[Part of a data file]
• • • • • • •
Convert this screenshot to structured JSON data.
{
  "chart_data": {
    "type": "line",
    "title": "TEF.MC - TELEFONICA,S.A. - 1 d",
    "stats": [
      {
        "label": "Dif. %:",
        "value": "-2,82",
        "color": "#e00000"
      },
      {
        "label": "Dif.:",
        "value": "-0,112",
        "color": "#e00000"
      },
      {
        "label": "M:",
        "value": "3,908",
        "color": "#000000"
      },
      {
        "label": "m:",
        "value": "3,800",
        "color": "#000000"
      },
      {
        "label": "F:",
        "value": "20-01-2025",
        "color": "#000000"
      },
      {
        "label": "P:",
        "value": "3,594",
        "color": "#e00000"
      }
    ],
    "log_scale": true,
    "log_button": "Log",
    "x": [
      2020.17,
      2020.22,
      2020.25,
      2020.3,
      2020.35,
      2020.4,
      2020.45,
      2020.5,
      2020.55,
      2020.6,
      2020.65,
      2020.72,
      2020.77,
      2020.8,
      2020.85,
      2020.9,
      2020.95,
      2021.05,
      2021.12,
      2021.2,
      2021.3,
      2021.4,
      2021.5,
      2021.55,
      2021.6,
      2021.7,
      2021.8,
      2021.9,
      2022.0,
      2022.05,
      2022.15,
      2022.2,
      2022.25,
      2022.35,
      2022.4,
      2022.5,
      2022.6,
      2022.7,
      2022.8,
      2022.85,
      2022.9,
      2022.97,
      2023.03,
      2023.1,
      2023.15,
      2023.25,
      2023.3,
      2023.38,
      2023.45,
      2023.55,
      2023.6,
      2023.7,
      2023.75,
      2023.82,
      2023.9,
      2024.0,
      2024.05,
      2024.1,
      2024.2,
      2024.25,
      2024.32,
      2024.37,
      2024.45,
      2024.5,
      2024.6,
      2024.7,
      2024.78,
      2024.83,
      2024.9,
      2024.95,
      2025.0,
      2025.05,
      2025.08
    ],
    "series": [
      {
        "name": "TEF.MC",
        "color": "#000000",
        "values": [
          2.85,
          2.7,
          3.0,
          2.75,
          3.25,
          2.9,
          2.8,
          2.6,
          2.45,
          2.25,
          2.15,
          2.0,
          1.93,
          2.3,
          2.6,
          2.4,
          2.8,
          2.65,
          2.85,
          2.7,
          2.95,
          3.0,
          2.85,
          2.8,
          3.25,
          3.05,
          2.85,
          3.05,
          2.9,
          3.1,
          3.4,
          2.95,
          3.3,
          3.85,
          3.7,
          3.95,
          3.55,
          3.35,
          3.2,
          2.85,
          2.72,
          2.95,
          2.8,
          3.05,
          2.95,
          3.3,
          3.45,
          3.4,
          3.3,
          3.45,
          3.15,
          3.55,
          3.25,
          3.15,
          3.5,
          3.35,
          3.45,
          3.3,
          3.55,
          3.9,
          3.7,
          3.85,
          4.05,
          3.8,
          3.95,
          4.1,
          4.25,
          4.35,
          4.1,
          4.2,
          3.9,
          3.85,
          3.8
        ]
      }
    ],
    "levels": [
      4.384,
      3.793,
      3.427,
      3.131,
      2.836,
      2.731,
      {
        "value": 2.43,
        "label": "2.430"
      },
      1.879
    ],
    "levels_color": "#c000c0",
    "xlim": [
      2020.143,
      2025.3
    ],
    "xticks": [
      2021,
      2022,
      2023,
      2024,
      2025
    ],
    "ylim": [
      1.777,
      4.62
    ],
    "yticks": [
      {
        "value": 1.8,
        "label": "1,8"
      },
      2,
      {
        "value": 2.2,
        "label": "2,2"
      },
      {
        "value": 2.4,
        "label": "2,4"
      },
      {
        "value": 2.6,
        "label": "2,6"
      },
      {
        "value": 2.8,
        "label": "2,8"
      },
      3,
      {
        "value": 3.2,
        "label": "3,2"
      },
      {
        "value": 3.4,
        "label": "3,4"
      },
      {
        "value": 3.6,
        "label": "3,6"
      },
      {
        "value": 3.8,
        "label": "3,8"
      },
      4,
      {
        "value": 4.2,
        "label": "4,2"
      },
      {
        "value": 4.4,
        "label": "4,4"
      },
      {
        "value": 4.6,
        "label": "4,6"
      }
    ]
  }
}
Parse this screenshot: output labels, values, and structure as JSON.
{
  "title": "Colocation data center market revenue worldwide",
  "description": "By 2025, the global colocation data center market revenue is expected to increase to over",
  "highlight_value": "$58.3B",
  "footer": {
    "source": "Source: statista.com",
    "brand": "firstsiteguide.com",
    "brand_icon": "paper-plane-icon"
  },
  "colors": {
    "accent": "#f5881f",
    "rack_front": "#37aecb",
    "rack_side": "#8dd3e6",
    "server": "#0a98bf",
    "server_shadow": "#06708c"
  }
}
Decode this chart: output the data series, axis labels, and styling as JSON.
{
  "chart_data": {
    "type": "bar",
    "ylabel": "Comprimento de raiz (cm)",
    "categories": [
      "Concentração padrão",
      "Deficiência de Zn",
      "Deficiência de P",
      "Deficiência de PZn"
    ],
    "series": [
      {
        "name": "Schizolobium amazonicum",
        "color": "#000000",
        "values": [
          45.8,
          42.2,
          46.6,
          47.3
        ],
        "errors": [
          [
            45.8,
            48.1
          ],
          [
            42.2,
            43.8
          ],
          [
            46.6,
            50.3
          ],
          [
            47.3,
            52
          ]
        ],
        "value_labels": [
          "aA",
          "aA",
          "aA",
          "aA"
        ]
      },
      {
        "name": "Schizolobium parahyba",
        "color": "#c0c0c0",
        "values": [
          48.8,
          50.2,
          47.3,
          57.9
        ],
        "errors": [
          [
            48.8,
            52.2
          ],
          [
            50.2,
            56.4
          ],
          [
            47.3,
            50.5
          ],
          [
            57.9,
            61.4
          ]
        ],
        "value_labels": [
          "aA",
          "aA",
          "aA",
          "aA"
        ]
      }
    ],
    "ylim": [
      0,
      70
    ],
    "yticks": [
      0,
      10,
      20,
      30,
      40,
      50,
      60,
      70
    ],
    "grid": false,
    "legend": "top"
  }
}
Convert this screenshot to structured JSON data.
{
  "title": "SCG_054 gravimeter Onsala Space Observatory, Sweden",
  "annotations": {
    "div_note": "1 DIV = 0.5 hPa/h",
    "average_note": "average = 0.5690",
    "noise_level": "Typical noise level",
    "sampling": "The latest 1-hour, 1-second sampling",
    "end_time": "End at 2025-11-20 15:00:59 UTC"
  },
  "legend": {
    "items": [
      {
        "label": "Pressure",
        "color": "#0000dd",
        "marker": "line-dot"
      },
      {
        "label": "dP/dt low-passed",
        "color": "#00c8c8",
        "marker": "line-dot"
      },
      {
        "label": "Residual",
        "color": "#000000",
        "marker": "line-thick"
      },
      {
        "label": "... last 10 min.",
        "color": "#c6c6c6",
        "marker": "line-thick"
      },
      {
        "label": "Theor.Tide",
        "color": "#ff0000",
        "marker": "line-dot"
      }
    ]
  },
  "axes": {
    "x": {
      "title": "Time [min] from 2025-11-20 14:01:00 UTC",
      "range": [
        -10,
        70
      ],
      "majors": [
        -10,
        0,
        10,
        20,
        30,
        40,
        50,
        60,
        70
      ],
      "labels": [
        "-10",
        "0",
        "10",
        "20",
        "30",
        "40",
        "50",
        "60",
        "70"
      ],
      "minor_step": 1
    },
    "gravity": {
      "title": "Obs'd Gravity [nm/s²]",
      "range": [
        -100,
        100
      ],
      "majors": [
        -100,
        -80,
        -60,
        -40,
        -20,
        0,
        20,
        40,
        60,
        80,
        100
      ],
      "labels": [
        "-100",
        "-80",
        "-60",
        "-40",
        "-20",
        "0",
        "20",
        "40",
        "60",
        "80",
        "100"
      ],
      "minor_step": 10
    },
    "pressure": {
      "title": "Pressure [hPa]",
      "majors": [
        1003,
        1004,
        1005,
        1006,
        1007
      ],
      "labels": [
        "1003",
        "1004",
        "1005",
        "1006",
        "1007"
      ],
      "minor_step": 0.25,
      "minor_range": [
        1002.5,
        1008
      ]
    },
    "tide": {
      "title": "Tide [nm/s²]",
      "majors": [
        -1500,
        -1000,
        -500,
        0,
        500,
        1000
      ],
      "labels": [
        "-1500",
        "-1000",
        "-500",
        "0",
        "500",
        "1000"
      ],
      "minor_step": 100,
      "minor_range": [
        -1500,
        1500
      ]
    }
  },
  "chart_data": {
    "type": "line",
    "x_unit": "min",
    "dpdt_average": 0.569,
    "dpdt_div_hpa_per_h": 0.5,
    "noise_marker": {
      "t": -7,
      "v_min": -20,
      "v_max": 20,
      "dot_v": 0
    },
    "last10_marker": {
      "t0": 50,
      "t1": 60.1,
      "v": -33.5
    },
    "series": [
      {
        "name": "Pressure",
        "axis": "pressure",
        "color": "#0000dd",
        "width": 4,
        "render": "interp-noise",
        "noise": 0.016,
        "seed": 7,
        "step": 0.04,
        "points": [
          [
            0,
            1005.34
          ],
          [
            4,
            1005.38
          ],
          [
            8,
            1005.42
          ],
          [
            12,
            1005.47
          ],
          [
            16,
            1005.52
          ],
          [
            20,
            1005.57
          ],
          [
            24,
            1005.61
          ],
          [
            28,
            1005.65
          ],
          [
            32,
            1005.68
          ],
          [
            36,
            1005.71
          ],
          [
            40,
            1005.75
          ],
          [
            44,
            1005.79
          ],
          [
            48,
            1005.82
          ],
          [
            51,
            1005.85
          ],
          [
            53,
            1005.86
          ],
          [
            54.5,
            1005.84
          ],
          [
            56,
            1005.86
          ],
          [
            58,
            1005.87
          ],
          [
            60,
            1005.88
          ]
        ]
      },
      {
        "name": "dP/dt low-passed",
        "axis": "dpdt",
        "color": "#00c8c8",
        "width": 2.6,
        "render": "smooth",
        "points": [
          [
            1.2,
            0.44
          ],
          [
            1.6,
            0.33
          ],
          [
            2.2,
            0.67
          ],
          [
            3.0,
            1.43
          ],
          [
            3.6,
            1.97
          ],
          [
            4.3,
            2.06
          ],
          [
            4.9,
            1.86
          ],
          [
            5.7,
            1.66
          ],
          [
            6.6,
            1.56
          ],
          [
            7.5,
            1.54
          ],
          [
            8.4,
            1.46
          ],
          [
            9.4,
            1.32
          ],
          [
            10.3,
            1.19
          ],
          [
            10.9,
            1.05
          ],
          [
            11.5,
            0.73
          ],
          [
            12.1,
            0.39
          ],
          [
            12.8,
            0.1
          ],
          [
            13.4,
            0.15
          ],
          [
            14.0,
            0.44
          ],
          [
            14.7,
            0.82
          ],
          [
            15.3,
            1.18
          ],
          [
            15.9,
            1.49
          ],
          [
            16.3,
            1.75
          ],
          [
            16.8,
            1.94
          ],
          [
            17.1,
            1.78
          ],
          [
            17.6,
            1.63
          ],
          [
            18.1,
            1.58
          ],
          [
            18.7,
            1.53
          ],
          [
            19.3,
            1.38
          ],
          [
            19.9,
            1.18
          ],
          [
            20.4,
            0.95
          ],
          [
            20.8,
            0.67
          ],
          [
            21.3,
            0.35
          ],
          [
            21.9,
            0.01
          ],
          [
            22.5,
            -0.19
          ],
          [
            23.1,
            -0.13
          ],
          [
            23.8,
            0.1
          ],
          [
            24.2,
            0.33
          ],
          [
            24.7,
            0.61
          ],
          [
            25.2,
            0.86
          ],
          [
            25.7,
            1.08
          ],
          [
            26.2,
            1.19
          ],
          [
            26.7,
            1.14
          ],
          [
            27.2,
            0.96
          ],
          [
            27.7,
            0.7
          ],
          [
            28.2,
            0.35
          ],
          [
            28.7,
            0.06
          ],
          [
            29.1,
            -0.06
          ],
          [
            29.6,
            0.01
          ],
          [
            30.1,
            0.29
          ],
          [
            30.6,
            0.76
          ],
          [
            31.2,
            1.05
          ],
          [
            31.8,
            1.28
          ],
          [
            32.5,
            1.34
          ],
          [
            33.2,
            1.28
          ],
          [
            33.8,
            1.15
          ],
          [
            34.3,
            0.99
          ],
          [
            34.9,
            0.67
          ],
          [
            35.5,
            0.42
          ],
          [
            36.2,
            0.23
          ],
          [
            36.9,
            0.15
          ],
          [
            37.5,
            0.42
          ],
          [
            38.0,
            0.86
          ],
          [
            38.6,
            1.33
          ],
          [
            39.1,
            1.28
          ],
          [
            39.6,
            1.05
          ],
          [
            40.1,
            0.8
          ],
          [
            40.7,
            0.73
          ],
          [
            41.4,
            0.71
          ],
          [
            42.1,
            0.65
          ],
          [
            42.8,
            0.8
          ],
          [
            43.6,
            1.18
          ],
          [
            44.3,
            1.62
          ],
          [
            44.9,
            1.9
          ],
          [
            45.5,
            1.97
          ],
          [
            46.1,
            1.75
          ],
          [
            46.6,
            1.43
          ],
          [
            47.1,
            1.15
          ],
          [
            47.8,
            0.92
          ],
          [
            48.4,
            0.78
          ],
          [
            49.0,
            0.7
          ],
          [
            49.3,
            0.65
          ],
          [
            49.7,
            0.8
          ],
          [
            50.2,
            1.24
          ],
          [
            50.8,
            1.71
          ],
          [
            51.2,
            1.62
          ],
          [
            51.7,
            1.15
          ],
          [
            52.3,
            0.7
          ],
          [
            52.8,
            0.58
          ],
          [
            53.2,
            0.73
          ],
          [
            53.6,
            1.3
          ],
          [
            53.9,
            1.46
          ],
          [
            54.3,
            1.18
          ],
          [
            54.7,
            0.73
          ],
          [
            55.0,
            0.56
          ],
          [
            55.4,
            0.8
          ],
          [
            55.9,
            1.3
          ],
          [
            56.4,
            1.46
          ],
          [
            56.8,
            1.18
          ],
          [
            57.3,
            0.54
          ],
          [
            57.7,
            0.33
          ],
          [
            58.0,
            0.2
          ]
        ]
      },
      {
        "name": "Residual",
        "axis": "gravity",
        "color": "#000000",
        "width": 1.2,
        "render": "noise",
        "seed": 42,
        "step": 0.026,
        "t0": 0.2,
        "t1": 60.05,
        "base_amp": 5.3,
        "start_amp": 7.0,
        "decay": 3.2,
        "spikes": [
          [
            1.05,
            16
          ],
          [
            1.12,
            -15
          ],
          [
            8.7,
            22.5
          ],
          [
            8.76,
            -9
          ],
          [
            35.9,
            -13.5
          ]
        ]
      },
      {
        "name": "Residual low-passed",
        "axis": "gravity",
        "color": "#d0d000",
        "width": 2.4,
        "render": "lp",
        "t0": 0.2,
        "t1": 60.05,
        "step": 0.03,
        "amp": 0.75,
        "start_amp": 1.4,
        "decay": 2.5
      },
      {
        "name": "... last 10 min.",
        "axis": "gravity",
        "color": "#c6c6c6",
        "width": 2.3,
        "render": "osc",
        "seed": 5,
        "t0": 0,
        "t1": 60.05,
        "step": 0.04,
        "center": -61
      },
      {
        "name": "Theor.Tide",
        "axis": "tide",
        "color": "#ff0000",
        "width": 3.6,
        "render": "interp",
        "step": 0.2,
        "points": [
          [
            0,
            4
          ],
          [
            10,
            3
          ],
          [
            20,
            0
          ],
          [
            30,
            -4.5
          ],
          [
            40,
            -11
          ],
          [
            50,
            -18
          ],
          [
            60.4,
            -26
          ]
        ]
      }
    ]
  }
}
• • • • • • •
Request »
Pick out every line above that contains the word "render" and copy it.

Written response »
        "render": "interp-noise",
        "render": "smooth",
        "render": "noise",
        "render": "lp",
        "render": "osc",
        "render": "interp",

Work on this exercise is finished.